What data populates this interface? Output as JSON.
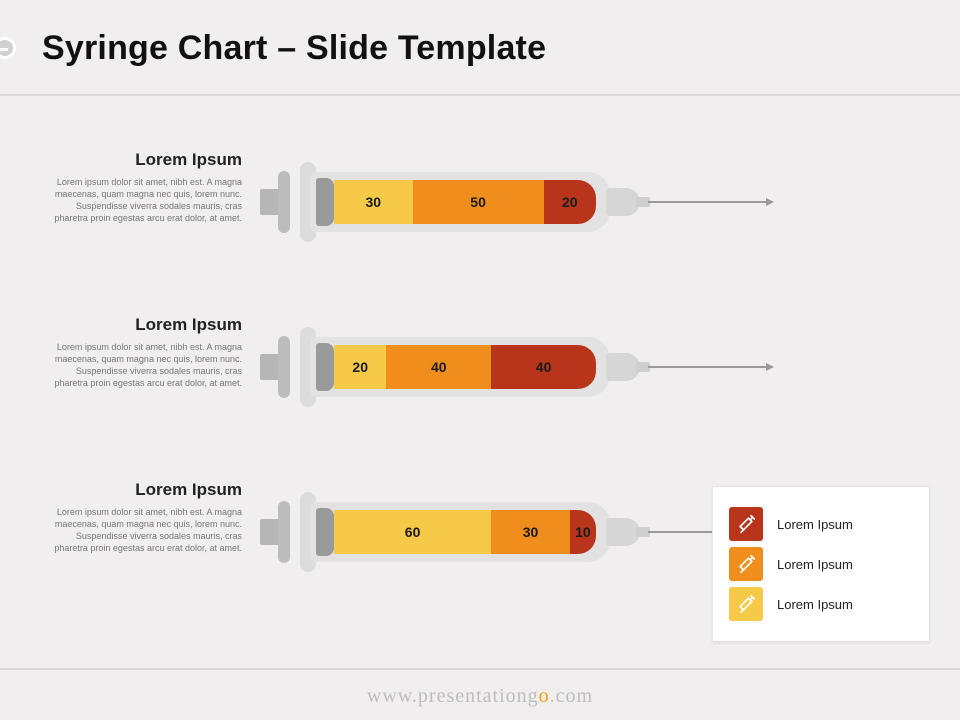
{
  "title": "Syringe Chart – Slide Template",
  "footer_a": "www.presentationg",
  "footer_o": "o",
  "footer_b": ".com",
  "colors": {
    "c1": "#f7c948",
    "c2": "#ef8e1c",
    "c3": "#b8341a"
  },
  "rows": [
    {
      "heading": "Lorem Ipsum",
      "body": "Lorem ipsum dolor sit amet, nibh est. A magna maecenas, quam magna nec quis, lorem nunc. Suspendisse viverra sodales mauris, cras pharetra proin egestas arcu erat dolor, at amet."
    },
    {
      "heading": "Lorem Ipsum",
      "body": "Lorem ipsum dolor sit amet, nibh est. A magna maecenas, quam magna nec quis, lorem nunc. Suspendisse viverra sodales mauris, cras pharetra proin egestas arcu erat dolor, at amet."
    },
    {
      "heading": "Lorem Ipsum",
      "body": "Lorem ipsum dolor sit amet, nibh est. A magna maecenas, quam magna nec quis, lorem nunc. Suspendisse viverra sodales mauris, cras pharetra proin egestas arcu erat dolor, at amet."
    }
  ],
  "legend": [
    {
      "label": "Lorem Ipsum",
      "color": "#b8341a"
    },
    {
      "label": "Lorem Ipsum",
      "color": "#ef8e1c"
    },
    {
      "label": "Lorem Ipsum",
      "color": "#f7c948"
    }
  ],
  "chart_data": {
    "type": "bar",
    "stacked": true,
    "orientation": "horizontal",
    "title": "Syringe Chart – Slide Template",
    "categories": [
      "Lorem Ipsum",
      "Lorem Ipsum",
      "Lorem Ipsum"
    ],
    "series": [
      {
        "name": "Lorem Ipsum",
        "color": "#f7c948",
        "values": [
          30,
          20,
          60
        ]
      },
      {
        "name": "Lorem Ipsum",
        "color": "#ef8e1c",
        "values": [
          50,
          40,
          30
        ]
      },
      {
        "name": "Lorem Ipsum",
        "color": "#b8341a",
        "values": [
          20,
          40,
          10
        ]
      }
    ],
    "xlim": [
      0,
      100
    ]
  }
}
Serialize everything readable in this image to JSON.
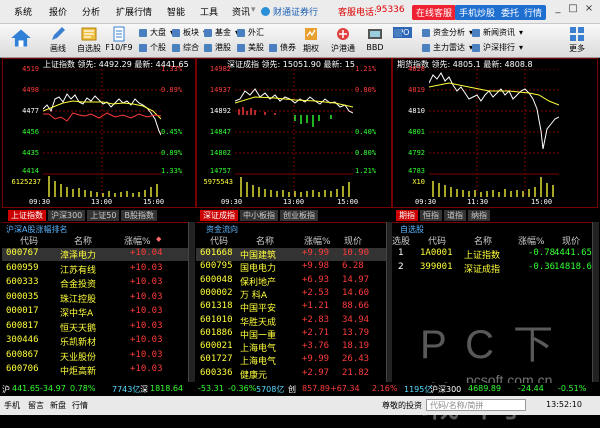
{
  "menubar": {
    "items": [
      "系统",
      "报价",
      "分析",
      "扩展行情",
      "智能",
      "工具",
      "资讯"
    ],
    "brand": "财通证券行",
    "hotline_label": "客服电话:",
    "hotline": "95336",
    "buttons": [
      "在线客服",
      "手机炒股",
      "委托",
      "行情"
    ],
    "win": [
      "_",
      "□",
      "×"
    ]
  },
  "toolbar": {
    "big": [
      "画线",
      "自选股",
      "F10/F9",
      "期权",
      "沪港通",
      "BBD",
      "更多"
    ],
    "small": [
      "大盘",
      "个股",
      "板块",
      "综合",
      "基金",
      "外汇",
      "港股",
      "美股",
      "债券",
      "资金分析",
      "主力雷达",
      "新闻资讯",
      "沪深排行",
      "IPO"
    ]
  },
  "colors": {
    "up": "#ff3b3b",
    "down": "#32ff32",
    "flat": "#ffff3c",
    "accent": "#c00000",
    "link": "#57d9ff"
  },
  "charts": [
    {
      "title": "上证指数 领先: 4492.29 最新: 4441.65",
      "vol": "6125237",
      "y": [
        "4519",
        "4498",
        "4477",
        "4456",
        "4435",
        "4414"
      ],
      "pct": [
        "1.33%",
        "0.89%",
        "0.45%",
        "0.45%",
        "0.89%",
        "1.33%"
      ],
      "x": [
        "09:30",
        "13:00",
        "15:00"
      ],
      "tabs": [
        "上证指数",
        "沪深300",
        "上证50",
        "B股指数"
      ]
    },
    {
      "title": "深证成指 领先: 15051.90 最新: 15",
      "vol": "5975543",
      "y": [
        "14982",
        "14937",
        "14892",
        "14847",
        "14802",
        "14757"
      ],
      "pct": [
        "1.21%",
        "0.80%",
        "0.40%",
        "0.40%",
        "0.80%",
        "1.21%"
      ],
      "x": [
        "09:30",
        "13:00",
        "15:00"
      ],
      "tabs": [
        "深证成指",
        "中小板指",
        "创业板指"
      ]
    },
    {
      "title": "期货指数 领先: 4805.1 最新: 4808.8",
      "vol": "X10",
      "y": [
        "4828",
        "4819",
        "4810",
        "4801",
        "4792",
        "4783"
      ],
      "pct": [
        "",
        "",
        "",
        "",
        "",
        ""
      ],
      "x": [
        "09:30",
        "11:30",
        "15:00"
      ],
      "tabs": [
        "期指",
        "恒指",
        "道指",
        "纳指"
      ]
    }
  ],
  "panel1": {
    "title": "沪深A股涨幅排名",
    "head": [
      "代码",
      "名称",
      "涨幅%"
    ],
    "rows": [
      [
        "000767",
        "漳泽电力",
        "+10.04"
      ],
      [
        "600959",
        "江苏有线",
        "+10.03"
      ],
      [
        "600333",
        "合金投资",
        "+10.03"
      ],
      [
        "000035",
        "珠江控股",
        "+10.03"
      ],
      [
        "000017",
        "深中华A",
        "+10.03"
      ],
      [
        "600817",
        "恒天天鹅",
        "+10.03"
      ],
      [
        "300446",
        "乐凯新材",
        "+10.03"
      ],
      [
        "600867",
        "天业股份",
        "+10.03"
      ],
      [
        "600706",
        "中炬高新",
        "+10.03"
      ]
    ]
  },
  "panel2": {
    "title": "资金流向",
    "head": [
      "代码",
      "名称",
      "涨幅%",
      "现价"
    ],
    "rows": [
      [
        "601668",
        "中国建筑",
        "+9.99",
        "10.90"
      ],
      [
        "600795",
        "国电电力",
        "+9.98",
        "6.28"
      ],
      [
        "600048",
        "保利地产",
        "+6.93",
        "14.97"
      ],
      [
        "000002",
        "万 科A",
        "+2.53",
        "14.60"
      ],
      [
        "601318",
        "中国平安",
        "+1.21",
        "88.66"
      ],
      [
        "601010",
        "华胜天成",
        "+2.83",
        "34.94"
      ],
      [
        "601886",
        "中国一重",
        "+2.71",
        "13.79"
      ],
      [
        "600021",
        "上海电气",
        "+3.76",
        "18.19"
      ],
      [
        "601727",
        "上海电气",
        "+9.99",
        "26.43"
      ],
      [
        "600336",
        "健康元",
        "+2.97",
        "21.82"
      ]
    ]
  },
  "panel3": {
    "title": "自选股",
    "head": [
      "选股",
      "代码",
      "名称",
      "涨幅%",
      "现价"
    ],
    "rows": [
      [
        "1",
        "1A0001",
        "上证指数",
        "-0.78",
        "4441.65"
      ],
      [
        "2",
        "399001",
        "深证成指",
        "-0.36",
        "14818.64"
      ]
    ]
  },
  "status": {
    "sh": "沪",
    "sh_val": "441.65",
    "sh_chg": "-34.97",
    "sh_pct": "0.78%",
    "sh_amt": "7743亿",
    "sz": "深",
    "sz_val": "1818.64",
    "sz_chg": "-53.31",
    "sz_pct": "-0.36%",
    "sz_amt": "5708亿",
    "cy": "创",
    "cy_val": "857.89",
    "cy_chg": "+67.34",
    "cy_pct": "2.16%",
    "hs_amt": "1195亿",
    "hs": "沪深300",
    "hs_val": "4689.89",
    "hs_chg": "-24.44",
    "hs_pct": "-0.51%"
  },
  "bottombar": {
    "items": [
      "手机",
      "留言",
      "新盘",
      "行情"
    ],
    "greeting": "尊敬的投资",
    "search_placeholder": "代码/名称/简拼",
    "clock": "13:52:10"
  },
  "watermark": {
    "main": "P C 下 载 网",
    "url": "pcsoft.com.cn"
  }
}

*Stated goal*
Quote the material in full and exactly; do not carry over its pictures.

*Complete answer*
What data populates this interface? Output as JSON.
{
  "title": "Syringe Chart – Slide Template",
  "footer_a": "www.presentationg",
  "footer_o": "o",
  "footer_b": ".com",
  "colors": {
    "c1": "#f7c948",
    "c2": "#ef8e1c",
    "c3": "#b8341a"
  },
  "rows": [
    {
      "heading": "Lorem Ipsum",
      "body": "Lorem ipsum dolor sit amet, nibh est. A magna maecenas, quam magna nec quis, lorem nunc. Suspendisse viverra sodales mauris, cras pharetra proin egestas arcu erat dolor, at amet."
    },
    {
      "heading": "Lorem Ipsum",
      "body": "Lorem ipsum dolor sit amet, nibh est. A magna maecenas, quam magna nec quis, lorem nunc. Suspendisse viverra sodales mauris, cras pharetra proin egestas arcu erat dolor, at amet."
    },
    {
      "heading": "Lorem Ipsum",
      "body": "Lorem ipsum dolor sit amet, nibh est. A magna maecenas, quam magna nec quis, lorem nunc. Suspendisse viverra sodales mauris, cras pharetra proin egestas arcu erat dolor, at amet."
    }
  ],
  "legend": [
    {
      "label": "Lorem Ipsum",
      "color": "#b8341a"
    },
    {
      "label": "Lorem Ipsum",
      "color": "#ef8e1c"
    },
    {
      "label": "Lorem Ipsum",
      "color": "#f7c948"
    }
  ],
  "chart_data": {
    "type": "bar",
    "stacked": true,
    "orientation": "horizontal",
    "title": "Syringe Chart – Slide Template",
    "categories": [
      "Lorem Ipsum",
      "Lorem Ipsum",
      "Lorem Ipsum"
    ],
    "series": [
      {
        "name": "Lorem Ipsum",
        "color": "#f7c948",
        "values": [
          30,
          20,
          60
        ]
      },
      {
        "name": "Lorem Ipsum",
        "color": "#ef8e1c",
        "values": [
          50,
          40,
          30
        ]
      },
      {
        "name": "Lorem Ipsum",
        "color": "#b8341a",
        "values": [
          20,
          40,
          10
        ]
      }
    ],
    "xlim": [
      0,
      100
    ]
  }
}
Serialize everything readable in this image to JSON.
{
  "menubar": {
    "items": [
      "系统",
      "报价",
      "分析",
      "扩展行情",
      "智能",
      "工具",
      "资讯"
    ],
    "brand": "财通证券行",
    "hotline_label": "客服电话:",
    "hotline": "95336",
    "buttons": [
      "在线客服",
      "手机炒股",
      "委托",
      "行情"
    ],
    "win": [
      "_",
      "□",
      "×"
    ]
  },
  "toolbar": {
    "big": [
      "画线",
      "自选股",
      "F10/F9",
      "期权",
      "沪港通",
      "BBD",
      "更多"
    ],
    "small": [
      "大盘",
      "个股",
      "板块",
      "综合",
      "基金",
      "外汇",
      "港股",
      "美股",
      "债券",
      "资金分析",
      "主力雷达",
      "新闻资讯",
      "沪深排行",
      "IPO"
    ]
  },
  "colors": {
    "up": "#ff3b3b",
    "down": "#32ff32",
    "flat": "#ffff3c",
    "accent": "#c00000",
    "link": "#57d9ff"
  },
  "charts": [
    {
      "title": "上证指数 领先: 4492.29 最新: 4441.65",
      "vol": "6125237",
      "y": [
        "4519",
        "4498",
        "4477",
        "4456",
        "4435",
        "4414"
      ],
      "pct": [
        "1.33%",
        "0.89%",
        "0.45%",
        "0.45%",
        "0.89%",
        "1.33%"
      ],
      "x": [
        "09:30",
        "13:00",
        "15:00"
      ],
      "tabs": [
        "上证指数",
        "沪深300",
        "上证50",
        "B股指数"
      ]
    },
    {
      "title": "深证成指 领先: 15051.90 最新: 15",
      "vol": "5975543",
      "y": [
        "14982",
        "14937",
        "14892",
        "14847",
        "14802",
        "14757"
      ],
      "pct": [
        "1.21%",
        "0.80%",
        "0.40%",
        "0.40%",
        "0.80%",
        "1.21%"
      ],
      "x": [
        "09:30",
        "13:00",
        "15:00"
      ],
      "tabs": [
        "深证成指",
        "中小板指",
        "创业板指"
      ]
    },
    {
      "title": "期货指数 领先: 4805.1 最新: 4808.8",
      "vol": "X10",
      "y": [
        "4828",
        "4819",
        "4810",
        "4801",
        "4792",
        "4783"
      ],
      "pct": [
        "",
        "",
        "",
        "",
        "",
        ""
      ],
      "x": [
        "09:30",
        "11:30",
        "15:00"
      ],
      "tabs": [
        "期指",
        "恒指",
        "道指",
        "纳指"
      ]
    }
  ],
  "panel1": {
    "title": "沪深A股涨幅排名",
    "head": [
      "代码",
      "名称",
      "涨幅%"
    ],
    "rows": [
      [
        "000767",
        "漳泽电力",
        "+10.04"
      ],
      [
        "600959",
        "江苏有线",
        "+10.03"
      ],
      [
        "600333",
        "合金投资",
        "+10.03"
      ],
      [
        "000035",
        "珠江控股",
        "+10.03"
      ],
      [
        "000017",
        "深中华A",
        "+10.03"
      ],
      [
        "600817",
        "恒天天鹅",
        "+10.03"
      ],
      [
        "300446",
        "乐凯新材",
        "+10.03"
      ],
      [
        "600867",
        "天业股份",
        "+10.03"
      ],
      [
        "600706",
        "中炬高新",
        "+10.03"
      ]
    ]
  },
  "panel2": {
    "title": "资金流向",
    "head": [
      "代码",
      "名称",
      "涨幅%",
      "现价"
    ],
    "rows": [
      [
        "601668",
        "中国建筑",
        "+9.99",
        "10.90"
      ],
      [
        "600795",
        "国电电力",
        "+9.98",
        "6.28"
      ],
      [
        "600048",
        "保利地产",
        "+6.93",
        "14.97"
      ],
      [
        "000002",
        "万 科A",
        "+2.53",
        "14.60"
      ],
      [
        "601318",
        "中国平安",
        "+1.21",
        "88.66"
      ],
      [
        "601010",
        "华胜天成",
        "+2.83",
        "34.94"
      ],
      [
        "601886",
        "中国一重",
        "+2.71",
        "13.79"
      ],
      [
        "600021",
        "上海电气",
        "+3.76",
        "18.19"
      ],
      [
        "601727",
        "上海电气",
        "+9.99",
        "26.43"
      ],
      [
        "600336",
        "健康元",
        "+2.97",
        "21.82"
      ]
    ]
  },
  "panel3": {
    "title": "自选股",
    "head": [
      "选股",
      "代码",
      "名称",
      "涨幅%",
      "现价"
    ],
    "rows": [
      [
        "1",
        "1A0001",
        "上证指数",
        "-0.78",
        "4441.65"
      ],
      [
        "2",
        "399001",
        "深证成指",
        "-0.36",
        "14818.64"
      ]
    ]
  },
  "status": {
    "sh": "沪",
    "sh_val": "441.65",
    "sh_chg": "-34.97",
    "sh_pct": "0.78%",
    "sh_amt": "7743亿",
    "sz": "深",
    "sz_val": "1818.64",
    "sz_chg": "-53.31",
    "sz_pct": "-0.36%",
    "sz_amt": "5708亿",
    "cy": "创",
    "cy_val": "857.89",
    "cy_chg": "+67.34",
    "cy_pct": "2.16%",
    "hs_amt": "1195亿",
    "hs": "沪深300",
    "hs_val": "4689.89",
    "hs_chg": "-24.44",
    "hs_pct": "-0.51%"
  },
  "bottombar": {
    "items": [
      "手机",
      "留言",
      "新盘",
      "行情"
    ],
    "greeting": "尊敬的投资",
    "search_placeholder": "代码/名称/简拼",
    "clock": "13:52:10"
  },
  "watermark": {
    "main": "P C 下 载 网",
    "url": "pcsoft.com.cn"
  }
}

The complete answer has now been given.